* BEGIN Exercise inputs *
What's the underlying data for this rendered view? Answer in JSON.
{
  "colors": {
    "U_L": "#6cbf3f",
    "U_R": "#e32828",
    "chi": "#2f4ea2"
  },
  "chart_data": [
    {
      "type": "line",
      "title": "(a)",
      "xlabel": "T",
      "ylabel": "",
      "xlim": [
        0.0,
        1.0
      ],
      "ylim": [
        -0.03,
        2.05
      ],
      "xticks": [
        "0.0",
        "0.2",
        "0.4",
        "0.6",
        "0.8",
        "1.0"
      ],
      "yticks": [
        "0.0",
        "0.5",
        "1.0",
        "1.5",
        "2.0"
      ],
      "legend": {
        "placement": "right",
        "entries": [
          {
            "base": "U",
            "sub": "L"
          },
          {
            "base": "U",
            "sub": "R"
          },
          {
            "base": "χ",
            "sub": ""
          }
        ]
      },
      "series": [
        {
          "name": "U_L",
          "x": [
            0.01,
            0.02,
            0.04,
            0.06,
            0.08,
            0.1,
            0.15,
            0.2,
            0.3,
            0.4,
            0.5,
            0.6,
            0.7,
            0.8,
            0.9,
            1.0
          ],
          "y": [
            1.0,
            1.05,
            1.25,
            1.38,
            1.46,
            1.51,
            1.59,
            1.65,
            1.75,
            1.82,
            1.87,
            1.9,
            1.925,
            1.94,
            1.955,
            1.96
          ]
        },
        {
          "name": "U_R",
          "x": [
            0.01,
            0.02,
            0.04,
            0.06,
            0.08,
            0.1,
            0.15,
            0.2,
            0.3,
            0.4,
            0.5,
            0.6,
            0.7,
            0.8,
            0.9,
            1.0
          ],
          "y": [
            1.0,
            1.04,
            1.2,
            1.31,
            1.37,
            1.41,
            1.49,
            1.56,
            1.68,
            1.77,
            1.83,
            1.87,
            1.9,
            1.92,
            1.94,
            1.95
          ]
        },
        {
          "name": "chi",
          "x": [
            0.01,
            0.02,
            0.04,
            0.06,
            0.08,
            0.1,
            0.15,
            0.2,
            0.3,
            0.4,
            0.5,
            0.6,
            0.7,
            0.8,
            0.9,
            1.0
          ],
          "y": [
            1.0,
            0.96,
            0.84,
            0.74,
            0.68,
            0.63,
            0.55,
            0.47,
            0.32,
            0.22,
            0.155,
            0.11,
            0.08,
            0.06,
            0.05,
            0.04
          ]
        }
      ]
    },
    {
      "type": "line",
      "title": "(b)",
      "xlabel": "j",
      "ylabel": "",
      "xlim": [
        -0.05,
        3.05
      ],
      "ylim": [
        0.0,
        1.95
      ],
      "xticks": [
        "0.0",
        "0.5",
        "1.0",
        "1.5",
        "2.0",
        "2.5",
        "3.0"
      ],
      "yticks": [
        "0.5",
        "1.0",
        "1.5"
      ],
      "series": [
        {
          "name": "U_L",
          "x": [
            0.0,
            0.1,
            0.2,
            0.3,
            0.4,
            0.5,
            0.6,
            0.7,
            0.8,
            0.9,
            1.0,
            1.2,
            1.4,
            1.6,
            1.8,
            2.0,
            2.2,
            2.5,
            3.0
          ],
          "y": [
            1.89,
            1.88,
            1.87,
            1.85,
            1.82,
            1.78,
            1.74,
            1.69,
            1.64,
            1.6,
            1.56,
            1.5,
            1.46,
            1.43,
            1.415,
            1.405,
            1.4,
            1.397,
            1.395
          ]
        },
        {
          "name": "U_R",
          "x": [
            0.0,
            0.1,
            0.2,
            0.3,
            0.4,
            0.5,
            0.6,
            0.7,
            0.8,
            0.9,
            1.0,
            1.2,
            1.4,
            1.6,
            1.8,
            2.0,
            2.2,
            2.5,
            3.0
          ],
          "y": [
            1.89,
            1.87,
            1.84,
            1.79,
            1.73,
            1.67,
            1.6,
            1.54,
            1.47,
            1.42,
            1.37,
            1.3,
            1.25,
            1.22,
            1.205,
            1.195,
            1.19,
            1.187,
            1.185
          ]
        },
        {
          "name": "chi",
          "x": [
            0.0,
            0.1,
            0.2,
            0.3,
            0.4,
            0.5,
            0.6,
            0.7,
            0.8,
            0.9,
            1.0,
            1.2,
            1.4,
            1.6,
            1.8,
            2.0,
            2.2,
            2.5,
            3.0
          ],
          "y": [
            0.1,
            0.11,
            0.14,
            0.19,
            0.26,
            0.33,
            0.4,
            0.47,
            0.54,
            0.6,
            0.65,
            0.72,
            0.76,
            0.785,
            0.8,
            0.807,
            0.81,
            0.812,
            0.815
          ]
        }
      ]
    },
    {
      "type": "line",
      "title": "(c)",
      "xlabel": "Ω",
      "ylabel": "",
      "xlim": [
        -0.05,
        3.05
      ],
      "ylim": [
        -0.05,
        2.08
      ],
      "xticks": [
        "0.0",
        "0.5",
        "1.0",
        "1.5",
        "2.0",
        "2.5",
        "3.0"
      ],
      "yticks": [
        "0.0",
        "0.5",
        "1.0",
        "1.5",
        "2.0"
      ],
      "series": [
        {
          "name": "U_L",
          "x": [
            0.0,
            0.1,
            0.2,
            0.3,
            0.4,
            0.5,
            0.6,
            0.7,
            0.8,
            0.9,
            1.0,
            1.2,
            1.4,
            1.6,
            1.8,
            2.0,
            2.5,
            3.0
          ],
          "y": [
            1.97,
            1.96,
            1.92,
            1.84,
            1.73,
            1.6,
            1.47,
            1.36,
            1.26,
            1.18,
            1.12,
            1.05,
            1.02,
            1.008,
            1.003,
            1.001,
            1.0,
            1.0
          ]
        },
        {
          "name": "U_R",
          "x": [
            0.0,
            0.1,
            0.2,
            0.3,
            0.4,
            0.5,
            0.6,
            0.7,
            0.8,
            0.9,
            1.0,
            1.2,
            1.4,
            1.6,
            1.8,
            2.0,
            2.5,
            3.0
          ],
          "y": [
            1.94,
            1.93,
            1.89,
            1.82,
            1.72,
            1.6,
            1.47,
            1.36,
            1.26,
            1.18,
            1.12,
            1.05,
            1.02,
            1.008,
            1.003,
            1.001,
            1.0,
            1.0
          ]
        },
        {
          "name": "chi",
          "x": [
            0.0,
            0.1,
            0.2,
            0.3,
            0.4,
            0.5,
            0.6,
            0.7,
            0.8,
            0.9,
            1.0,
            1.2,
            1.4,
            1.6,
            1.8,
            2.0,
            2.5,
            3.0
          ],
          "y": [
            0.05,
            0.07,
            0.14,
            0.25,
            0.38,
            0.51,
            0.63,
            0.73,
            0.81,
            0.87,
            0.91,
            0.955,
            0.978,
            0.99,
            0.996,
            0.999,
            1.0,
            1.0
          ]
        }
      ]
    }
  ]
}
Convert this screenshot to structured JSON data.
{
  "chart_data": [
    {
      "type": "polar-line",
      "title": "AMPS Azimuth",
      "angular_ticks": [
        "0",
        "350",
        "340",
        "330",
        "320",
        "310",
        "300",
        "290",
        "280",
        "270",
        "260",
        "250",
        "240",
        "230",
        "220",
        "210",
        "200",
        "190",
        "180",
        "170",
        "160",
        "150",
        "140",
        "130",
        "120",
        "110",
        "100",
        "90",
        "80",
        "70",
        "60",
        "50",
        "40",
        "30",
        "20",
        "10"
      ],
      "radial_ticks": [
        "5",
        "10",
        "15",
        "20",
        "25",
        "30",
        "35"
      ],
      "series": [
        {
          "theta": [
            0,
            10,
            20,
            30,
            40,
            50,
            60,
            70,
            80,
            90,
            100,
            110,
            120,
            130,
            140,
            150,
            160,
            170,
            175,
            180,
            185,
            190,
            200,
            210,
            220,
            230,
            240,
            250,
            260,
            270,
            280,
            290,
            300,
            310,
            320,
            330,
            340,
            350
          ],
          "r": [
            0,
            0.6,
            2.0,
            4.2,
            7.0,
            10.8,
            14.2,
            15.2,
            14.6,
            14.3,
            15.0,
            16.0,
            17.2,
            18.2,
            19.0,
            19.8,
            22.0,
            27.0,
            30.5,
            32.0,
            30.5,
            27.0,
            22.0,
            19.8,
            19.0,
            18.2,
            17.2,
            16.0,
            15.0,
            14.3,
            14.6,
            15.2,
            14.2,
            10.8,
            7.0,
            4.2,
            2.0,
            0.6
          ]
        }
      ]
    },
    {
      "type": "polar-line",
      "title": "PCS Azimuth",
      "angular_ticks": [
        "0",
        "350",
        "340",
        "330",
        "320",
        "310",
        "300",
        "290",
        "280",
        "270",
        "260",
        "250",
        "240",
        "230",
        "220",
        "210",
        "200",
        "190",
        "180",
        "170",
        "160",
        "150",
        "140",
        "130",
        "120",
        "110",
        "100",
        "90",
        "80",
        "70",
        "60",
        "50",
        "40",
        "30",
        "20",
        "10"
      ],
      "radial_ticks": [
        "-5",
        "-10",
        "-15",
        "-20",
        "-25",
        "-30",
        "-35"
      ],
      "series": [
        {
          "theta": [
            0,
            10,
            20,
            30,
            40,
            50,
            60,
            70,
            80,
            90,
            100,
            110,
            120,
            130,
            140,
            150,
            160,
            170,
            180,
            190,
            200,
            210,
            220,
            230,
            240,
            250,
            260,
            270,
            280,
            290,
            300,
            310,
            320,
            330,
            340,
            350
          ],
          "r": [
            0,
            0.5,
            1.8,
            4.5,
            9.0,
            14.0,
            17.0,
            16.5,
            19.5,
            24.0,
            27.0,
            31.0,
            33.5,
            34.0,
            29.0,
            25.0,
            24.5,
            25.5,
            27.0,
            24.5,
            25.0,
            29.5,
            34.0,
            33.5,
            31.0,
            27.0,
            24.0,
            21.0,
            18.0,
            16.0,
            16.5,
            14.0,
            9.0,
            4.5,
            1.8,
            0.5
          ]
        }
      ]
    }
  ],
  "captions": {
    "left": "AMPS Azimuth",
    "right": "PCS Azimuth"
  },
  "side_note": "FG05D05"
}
* END Exercise inputs *
**Aim of the exercise**
From the data above, copy each line that holds "title".

**Correct answer**
      "title": "(a)",
      "title": "(b)",
      "title": "(c)",
      "title": "AMPS Azimuth",
      "title": "PCS Azimuth",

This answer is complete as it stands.